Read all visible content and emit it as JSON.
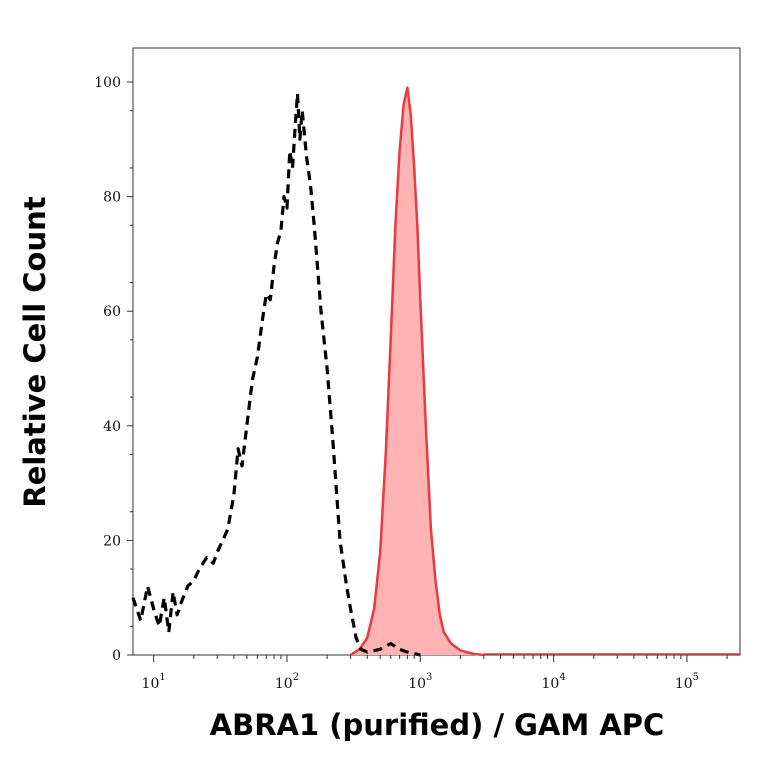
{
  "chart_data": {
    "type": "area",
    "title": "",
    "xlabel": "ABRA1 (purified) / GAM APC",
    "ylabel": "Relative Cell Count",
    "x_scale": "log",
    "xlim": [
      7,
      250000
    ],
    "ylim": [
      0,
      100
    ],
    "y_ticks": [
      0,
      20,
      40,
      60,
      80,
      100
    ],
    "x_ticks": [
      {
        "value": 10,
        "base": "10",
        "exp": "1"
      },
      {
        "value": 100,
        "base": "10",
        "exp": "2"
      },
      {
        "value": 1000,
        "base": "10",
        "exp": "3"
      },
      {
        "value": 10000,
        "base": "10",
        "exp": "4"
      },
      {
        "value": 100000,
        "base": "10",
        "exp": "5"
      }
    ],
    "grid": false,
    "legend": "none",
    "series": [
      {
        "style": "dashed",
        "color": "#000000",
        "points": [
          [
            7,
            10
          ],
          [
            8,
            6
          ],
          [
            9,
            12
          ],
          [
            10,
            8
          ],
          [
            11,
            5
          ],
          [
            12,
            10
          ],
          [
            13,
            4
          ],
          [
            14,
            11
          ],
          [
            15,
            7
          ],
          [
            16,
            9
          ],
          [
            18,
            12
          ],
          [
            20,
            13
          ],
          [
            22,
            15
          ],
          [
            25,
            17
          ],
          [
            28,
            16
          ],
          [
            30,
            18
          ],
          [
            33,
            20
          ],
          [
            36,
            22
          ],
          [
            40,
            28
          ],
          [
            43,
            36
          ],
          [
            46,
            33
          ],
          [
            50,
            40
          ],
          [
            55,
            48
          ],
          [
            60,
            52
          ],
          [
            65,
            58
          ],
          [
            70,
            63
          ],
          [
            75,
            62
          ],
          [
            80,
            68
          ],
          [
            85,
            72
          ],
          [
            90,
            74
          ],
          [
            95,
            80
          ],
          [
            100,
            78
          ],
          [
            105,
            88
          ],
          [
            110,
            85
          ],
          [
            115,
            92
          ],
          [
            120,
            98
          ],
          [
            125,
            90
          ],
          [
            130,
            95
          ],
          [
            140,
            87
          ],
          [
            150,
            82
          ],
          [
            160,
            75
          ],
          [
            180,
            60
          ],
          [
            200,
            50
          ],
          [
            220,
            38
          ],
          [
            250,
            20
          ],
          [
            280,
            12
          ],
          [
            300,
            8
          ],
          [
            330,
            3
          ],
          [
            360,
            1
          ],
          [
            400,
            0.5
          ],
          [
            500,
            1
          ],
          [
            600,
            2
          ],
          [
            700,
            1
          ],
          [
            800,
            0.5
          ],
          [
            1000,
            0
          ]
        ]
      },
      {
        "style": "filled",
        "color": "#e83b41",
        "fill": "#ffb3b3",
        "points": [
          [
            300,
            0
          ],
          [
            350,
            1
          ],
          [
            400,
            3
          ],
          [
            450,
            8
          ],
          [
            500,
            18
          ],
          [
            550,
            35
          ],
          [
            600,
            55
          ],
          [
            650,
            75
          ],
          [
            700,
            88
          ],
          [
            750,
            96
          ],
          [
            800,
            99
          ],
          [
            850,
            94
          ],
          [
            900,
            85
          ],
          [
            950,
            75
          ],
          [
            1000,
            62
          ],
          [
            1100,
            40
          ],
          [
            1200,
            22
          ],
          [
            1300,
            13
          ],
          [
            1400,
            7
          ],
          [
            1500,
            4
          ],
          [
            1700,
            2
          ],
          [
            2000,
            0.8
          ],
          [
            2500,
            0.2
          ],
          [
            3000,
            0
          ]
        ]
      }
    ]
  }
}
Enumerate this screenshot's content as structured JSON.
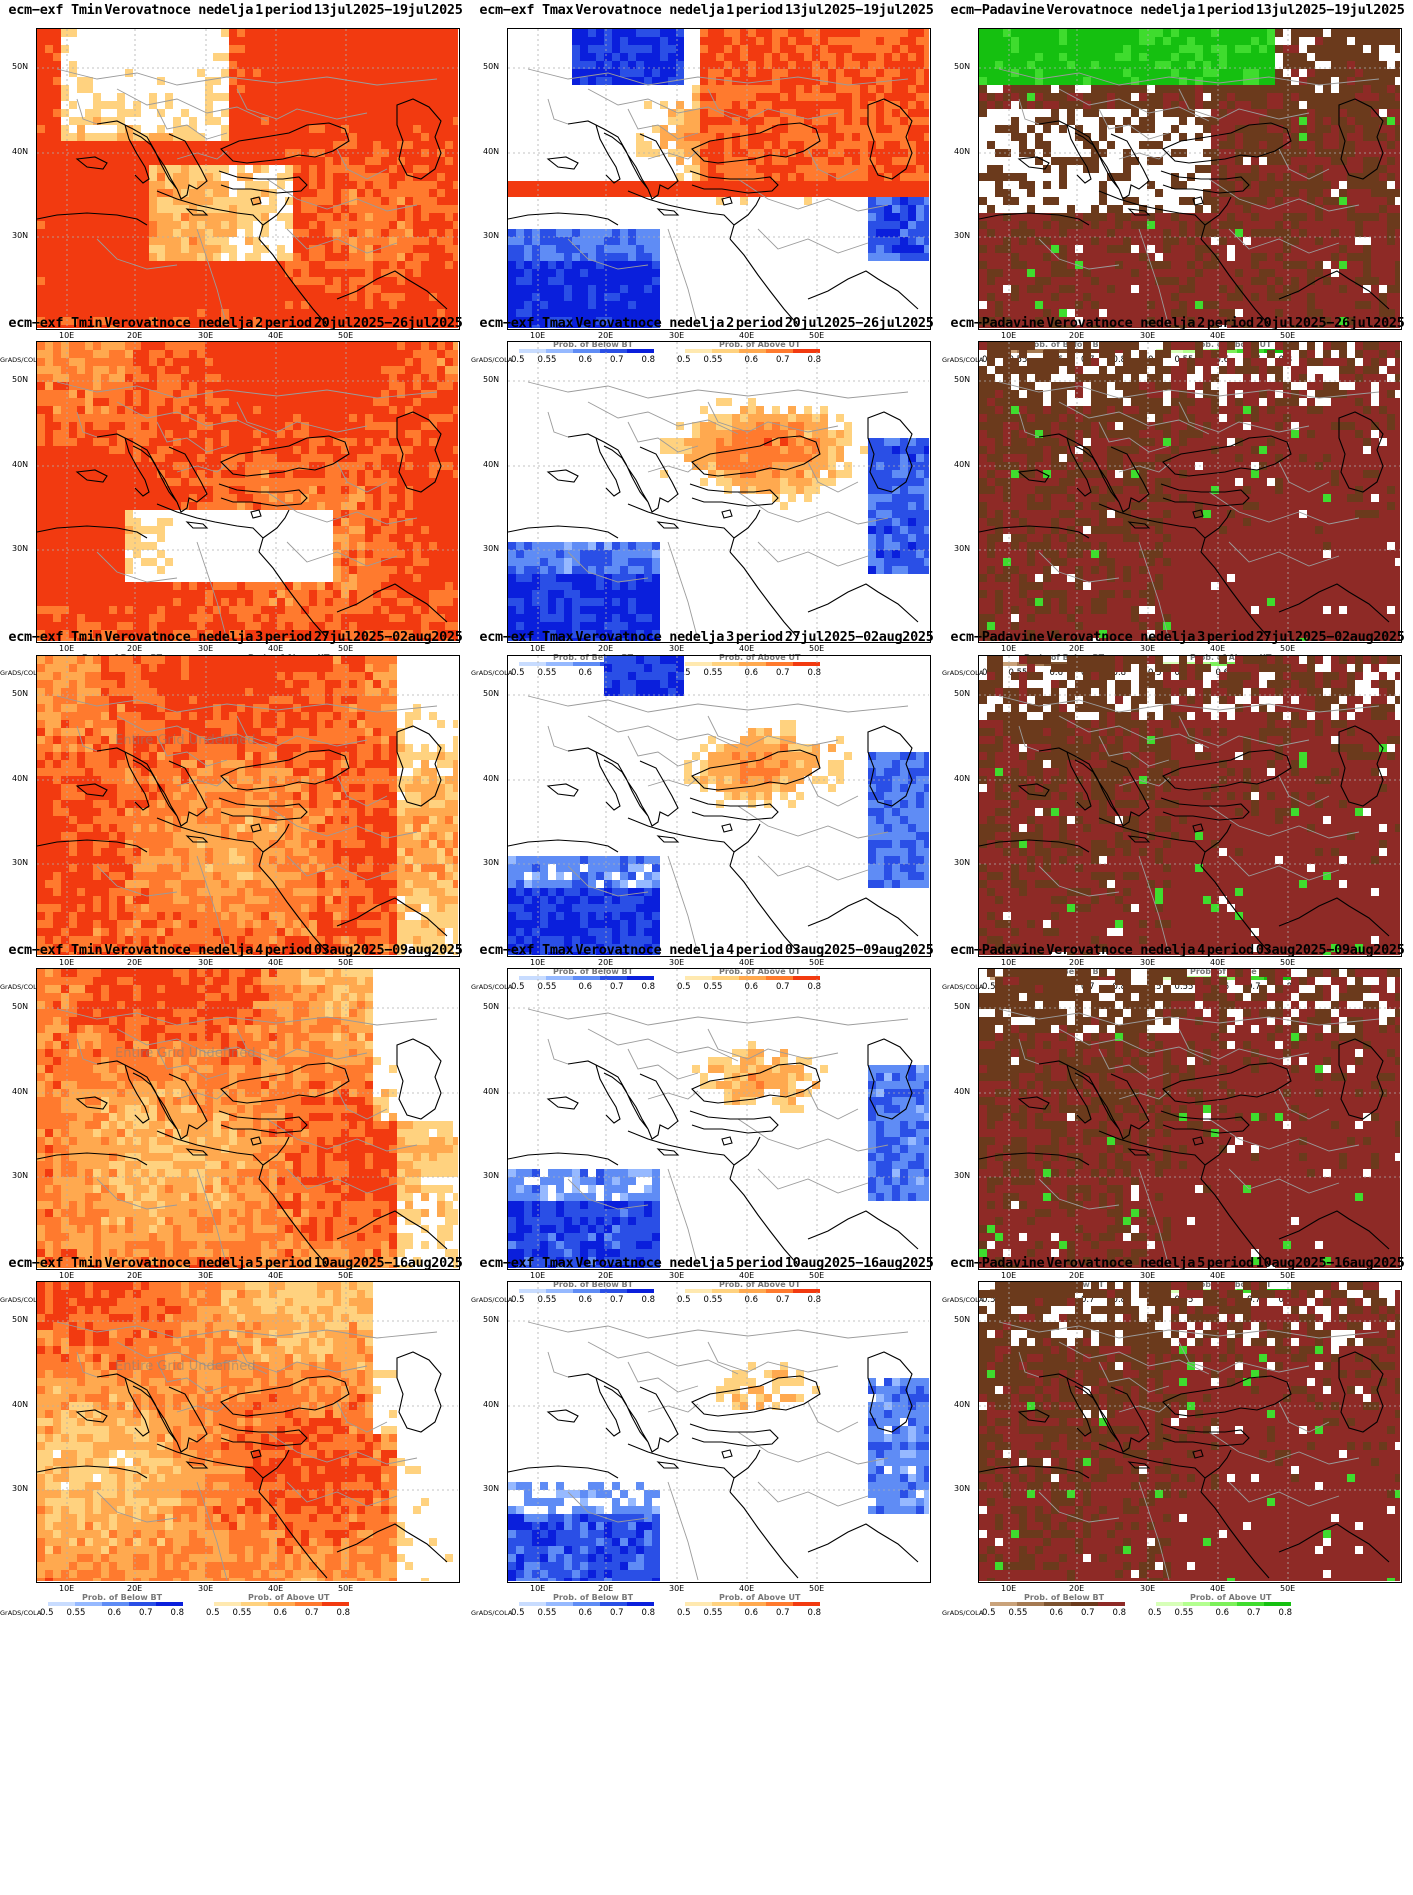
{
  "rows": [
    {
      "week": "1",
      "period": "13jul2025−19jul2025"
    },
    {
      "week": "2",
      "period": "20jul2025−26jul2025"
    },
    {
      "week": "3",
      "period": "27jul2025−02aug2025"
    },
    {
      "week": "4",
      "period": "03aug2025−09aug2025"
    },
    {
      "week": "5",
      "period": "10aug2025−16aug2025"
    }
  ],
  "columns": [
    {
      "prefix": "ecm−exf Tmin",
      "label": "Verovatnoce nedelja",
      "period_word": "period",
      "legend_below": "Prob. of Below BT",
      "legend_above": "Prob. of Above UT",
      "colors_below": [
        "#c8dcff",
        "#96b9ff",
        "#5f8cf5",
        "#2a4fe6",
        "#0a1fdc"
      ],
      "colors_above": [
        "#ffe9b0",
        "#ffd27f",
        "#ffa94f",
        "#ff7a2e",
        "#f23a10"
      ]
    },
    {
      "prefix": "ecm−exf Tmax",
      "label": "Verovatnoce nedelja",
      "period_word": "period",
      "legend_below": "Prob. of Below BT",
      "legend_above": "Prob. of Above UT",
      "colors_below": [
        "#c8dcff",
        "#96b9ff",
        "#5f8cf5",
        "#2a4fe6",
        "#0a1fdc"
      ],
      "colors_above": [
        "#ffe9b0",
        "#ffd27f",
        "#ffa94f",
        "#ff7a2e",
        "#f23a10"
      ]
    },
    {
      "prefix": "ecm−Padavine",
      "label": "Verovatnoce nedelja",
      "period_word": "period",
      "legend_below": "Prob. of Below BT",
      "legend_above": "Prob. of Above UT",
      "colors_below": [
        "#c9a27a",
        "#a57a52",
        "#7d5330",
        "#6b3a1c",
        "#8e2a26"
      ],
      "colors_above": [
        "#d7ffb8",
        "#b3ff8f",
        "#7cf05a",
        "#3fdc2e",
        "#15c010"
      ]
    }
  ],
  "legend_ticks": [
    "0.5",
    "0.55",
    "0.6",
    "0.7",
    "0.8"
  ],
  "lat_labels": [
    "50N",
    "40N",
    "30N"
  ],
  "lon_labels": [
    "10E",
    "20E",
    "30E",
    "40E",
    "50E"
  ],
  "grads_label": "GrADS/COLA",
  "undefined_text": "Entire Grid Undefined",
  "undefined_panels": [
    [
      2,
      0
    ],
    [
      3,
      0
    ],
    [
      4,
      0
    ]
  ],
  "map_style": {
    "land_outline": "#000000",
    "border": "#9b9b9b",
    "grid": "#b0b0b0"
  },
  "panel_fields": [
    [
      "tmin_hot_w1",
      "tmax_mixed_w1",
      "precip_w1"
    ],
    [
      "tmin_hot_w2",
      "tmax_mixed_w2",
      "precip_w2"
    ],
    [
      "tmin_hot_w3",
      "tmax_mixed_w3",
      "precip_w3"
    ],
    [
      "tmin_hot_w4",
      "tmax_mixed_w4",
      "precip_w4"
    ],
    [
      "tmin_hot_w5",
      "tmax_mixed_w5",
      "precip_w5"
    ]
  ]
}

+---+

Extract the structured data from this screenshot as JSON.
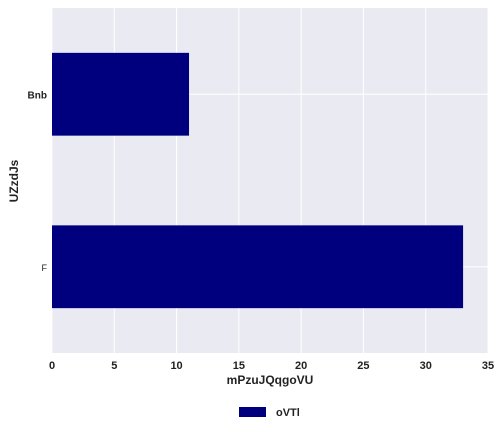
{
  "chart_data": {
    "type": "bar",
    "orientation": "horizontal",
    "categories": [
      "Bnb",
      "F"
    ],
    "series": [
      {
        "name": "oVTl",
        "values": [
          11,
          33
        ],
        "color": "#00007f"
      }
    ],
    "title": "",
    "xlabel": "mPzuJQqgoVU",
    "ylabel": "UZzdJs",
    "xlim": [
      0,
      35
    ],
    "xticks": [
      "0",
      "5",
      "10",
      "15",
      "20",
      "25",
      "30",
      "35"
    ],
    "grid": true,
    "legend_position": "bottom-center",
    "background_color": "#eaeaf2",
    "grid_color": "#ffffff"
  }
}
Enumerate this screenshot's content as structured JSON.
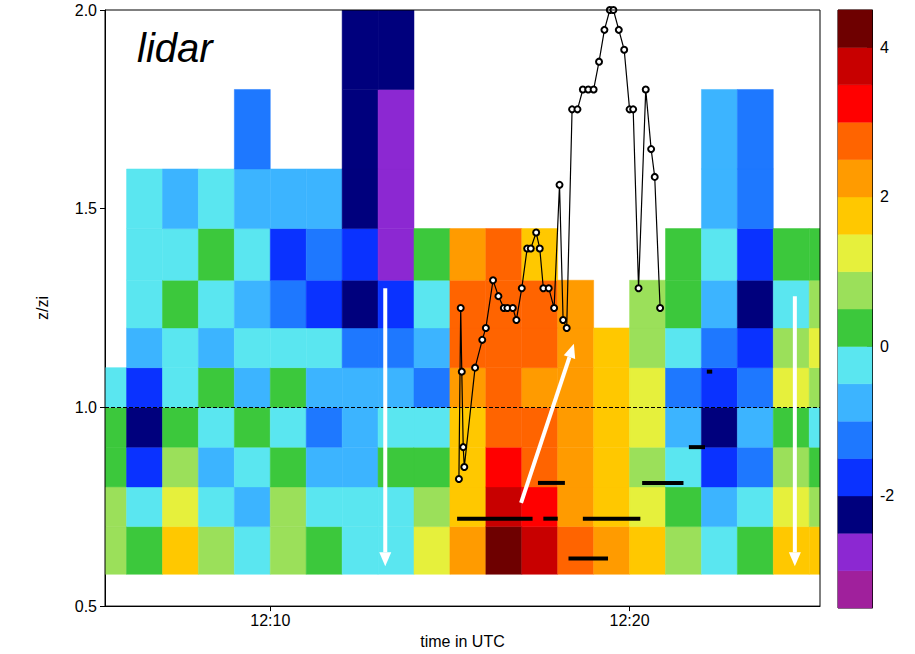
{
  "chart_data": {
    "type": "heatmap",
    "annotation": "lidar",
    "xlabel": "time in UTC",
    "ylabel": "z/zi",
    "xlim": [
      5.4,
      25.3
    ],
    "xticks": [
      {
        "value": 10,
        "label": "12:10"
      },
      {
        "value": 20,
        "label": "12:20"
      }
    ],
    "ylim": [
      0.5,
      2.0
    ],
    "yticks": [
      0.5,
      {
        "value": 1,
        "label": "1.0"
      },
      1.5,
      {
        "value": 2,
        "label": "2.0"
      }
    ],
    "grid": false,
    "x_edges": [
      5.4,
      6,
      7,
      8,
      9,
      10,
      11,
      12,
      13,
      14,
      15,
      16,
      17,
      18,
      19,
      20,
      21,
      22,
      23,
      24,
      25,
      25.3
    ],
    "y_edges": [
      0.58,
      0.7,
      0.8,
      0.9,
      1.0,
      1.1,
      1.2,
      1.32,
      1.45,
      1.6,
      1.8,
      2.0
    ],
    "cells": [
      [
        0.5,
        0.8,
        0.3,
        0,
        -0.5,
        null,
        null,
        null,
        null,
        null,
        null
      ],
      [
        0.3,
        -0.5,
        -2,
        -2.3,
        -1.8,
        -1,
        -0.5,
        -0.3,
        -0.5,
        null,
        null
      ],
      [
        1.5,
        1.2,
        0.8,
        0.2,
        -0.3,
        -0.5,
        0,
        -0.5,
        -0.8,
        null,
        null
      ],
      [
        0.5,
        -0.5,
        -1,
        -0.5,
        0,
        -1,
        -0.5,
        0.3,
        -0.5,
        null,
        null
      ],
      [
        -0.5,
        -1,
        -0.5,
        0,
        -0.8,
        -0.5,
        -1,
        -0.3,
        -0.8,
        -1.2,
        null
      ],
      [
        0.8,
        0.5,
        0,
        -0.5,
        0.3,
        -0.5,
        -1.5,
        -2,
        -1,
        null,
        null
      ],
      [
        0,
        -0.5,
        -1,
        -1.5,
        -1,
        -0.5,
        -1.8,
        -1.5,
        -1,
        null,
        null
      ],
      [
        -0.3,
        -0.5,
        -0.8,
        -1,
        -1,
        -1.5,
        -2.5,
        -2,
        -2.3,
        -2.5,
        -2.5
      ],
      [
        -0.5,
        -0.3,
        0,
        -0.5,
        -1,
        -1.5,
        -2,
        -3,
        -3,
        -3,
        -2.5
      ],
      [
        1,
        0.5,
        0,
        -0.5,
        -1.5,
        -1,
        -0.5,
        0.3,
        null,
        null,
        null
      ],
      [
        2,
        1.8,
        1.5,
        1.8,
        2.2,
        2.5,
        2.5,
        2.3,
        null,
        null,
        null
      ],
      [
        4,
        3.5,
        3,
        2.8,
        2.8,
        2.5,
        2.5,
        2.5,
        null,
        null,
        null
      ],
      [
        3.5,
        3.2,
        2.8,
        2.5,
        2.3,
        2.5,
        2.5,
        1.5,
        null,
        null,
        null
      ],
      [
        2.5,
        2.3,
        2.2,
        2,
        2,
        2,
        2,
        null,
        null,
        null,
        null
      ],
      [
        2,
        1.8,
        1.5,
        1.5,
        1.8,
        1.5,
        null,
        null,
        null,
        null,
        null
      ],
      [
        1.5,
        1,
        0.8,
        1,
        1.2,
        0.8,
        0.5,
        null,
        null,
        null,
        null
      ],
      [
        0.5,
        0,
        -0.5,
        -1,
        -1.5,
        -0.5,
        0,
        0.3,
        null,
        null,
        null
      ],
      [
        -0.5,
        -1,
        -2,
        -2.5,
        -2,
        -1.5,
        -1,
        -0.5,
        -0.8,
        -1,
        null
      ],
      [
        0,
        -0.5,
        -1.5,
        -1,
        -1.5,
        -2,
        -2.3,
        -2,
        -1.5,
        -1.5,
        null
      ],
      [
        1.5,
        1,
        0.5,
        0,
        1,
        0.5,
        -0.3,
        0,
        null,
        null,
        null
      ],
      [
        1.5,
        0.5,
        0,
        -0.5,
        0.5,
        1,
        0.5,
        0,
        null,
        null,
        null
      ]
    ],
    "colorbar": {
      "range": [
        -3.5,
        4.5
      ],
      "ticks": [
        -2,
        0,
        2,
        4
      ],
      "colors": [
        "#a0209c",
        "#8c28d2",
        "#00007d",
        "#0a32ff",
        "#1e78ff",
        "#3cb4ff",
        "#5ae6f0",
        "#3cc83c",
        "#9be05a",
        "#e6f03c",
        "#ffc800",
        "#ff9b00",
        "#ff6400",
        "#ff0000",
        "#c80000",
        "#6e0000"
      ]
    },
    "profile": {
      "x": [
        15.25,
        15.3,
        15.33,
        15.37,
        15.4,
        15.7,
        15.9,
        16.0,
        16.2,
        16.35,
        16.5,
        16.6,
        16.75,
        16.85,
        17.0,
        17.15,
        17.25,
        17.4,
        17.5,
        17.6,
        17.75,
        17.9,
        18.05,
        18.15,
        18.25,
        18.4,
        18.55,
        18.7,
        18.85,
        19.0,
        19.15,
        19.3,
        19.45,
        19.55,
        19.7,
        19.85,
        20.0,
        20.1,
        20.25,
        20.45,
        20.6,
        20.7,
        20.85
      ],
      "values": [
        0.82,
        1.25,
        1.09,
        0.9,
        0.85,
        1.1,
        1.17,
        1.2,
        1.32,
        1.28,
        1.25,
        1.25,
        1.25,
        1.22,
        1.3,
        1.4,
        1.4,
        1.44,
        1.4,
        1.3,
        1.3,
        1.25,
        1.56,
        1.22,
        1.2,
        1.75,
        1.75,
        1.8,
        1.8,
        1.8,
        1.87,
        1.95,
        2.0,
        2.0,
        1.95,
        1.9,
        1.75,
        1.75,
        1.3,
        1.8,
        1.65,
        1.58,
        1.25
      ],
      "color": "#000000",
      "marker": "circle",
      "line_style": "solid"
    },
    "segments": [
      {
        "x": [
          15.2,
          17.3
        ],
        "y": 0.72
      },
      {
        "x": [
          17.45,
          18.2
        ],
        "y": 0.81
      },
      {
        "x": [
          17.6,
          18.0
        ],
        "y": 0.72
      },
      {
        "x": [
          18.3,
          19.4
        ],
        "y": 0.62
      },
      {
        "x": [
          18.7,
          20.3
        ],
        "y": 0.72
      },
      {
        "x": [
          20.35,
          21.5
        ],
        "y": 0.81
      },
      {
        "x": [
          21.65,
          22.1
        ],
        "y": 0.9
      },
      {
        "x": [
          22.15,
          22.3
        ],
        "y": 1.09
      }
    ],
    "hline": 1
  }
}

+---+

[Given task] Out of the records, collect only those lines that contain the string "JSON".

[Task answer]
Read all visible content and emit it as JSON.
Enumerate this screenshot's content as structured JSON.
Extract the structured data from this screenshot as JSON.
Enumerate this screenshot's content as structured JSON.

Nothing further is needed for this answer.